» **EXERCISE OBJECTIVE**: From the listing, collect all lines containing the word "Math".

» **RECORD SET**:
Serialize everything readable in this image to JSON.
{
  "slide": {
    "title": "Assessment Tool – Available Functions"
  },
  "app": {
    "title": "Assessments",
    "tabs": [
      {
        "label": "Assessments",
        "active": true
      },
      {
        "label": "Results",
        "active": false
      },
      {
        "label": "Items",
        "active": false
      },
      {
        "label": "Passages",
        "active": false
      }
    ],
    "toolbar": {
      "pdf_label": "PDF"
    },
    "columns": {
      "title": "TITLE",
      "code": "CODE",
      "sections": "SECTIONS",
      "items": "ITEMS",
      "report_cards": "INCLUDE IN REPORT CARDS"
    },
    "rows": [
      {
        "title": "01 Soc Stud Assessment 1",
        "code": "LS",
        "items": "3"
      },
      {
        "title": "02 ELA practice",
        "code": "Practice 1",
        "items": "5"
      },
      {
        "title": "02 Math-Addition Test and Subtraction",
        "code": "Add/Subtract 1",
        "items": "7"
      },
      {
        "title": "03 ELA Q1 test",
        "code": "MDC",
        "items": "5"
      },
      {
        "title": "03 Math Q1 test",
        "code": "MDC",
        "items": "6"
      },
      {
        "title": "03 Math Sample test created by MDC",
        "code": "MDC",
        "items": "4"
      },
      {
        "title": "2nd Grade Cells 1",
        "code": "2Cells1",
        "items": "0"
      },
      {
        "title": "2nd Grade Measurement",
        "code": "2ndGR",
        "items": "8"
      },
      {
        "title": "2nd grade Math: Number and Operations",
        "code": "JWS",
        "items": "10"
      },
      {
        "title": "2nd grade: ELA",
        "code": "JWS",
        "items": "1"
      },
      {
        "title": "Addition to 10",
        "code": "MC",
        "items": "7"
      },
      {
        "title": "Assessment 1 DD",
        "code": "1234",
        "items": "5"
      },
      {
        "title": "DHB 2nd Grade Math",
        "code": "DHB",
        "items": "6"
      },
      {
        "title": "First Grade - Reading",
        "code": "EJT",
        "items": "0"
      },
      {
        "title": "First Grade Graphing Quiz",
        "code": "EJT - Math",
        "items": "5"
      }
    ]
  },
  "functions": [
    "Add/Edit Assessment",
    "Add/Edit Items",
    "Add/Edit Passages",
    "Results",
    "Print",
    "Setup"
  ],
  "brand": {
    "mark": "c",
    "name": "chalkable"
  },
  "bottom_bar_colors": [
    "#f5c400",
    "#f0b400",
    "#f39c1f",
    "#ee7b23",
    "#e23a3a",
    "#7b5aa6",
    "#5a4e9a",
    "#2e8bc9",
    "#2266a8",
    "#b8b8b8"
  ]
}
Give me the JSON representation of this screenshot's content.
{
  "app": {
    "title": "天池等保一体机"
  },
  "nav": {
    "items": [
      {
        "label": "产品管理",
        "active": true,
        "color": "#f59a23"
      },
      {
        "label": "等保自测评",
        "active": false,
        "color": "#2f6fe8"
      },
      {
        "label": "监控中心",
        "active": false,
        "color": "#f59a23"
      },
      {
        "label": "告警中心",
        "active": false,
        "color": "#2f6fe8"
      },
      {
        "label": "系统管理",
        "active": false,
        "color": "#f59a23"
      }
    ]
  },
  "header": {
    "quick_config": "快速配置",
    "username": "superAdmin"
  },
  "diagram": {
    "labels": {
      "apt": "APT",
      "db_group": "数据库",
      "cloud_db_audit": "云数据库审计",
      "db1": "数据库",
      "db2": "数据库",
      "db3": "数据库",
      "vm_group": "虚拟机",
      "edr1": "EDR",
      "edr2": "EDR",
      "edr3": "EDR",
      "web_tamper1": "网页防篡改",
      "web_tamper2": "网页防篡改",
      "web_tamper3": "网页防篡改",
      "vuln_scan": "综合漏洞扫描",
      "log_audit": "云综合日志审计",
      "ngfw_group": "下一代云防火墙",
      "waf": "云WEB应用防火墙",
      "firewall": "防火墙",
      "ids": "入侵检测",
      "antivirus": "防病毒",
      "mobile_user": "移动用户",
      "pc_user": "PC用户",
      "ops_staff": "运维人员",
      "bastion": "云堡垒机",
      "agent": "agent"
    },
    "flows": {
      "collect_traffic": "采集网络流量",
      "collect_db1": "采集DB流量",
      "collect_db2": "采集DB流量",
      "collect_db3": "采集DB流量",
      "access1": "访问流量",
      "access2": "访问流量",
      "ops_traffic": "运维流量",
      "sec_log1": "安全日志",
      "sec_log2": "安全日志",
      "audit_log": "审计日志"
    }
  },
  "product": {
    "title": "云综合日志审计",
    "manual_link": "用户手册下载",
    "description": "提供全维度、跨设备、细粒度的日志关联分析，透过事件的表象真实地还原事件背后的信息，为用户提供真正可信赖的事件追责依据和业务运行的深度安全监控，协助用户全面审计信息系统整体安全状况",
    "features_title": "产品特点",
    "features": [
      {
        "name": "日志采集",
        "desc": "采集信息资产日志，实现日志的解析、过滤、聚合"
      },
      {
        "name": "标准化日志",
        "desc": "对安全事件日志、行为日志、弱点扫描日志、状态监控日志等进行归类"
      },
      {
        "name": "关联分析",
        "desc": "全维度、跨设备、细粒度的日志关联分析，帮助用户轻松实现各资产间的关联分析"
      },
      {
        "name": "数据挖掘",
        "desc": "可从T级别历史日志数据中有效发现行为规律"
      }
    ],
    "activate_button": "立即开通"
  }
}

» **TASK SOLUTION**:
        "title": "02 Math-Addition Test and Subtraction",
        "title": "03 Math Q1 test",
        "title": "03 Math Sample test created by MDC",
        "title": "2nd grade Math: Number and Operations",
        "title": "DHB 2nd Grade Math",
        "code": "EJT - Math",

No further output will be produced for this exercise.